[Layout annotation entries]
.....

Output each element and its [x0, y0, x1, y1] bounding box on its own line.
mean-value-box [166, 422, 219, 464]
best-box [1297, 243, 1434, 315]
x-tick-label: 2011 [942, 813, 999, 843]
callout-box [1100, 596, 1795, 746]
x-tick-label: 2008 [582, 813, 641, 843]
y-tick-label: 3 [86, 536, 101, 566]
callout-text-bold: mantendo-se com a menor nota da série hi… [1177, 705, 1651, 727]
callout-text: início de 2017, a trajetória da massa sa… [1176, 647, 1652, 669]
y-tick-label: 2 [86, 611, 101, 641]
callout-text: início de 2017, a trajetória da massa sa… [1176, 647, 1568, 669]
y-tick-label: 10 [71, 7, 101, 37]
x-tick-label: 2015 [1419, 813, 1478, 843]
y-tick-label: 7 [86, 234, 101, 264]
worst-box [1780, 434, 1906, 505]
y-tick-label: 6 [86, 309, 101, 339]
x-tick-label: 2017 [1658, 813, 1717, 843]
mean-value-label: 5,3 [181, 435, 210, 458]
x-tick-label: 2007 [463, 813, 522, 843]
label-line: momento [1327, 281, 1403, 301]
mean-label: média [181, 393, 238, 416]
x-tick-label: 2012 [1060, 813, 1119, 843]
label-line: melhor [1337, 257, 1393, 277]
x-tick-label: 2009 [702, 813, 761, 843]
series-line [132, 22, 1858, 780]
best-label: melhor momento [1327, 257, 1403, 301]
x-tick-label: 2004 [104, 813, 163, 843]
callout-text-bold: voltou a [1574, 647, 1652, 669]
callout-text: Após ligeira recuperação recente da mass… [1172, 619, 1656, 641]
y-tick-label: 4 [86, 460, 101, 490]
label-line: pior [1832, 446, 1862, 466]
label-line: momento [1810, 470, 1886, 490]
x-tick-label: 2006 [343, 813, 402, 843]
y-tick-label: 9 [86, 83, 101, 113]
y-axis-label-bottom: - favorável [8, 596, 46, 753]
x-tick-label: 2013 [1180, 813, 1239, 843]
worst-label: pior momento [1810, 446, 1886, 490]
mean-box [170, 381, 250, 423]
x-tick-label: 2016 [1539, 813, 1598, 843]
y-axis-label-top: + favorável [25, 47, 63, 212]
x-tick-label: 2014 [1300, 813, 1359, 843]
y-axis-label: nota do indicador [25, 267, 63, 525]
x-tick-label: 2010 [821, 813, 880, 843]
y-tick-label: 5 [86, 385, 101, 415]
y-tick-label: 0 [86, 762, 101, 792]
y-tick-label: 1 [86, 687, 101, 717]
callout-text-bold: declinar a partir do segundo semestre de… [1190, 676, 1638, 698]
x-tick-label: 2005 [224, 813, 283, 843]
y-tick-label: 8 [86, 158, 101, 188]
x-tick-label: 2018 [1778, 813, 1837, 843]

.....

> **Exercise objective**
Reproduce every line of the entries above word for word, from first to last.

> **Output for this exercise**
Output each element and its [x0, y0, x1, y1] bounding box on its own line.
mean-value-box [166, 422, 219, 464]
best-box [1297, 243, 1434, 315]
x-tick-label: 2011 [942, 813, 999, 843]
callout-box [1100, 596, 1795, 746]
x-tick-label: 2008 [582, 813, 641, 843]
y-tick-label: 3 [86, 536, 101, 566]
callout-text-bold: mantendo-se com a menor nota da série hi… [1177, 705, 1651, 727]
callout-text: início de 2017, a trajetória da massa sa… [1176, 647, 1652, 669]
y-tick-label: 2 [86, 611, 101, 641]
callout-text: início de 2017, a trajetória da massa sa… [1176, 647, 1568, 669]
y-tick-label: 10 [71, 7, 101, 37]
x-tick-label: 2015 [1419, 813, 1478, 843]
y-tick-label: 7 [86, 234, 101, 264]
worst-box [1780, 434, 1906, 505]
y-tick-label: 6 [86, 309, 101, 339]
x-tick-label: 2017 [1658, 813, 1717, 843]
mean-value-label: 5,3 [181, 435, 210, 458]
x-tick-label: 2007 [463, 813, 522, 843]
label-line: momento [1327, 281, 1403, 301]
mean-label: média [181, 393, 238, 416]
x-tick-label: 2012 [1060, 813, 1119, 843]
label-line: melhor [1337, 257, 1393, 277]
x-tick-label: 2009 [702, 813, 761, 843]
series-line [132, 22, 1858, 780]
best-label: melhor momento [1327, 257, 1403, 301]
x-tick-label: 2004 [104, 813, 163, 843]
callout-text-bold: voltou a [1574, 647, 1652, 669]
callout-text: Após ligeira recuperação recente da mass… [1172, 619, 1656, 641]
y-tick-label: 4 [86, 460, 101, 490]
label-line: pior [1832, 446, 1862, 466]
label-line: momento [1810, 470, 1886, 490]
x-tick-label: 2006 [343, 813, 402, 843]
y-tick-label: 9 [86, 83, 101, 113]
y-axis-label-bottom: - favorável [8, 596, 46, 753]
x-tick-label: 2013 [1180, 813, 1239, 843]
worst-label: pior momento [1810, 446, 1886, 490]
mean-box [170, 381, 250, 423]
x-tick-label: 2016 [1539, 813, 1598, 843]
y-axis-label-top: + favorável [25, 47, 63, 212]
x-tick-label: 2014 [1300, 813, 1359, 843]
y-axis-label: nota do indicador [25, 267, 63, 525]
x-tick-label: 2010 [821, 813, 880, 843]
y-tick-label: 5 [86, 385, 101, 415]
y-tick-label: 0 [86, 762, 101, 792]
y-tick-label: 1 [86, 687, 101, 717]
callout-text-bold: declinar a partir do segundo semestre de… [1190, 676, 1638, 698]
x-tick-label: 2005 [224, 813, 283, 843]
y-tick-label: 8 [86, 158, 101, 188]
x-tick-label: 2018 [1778, 813, 1837, 843]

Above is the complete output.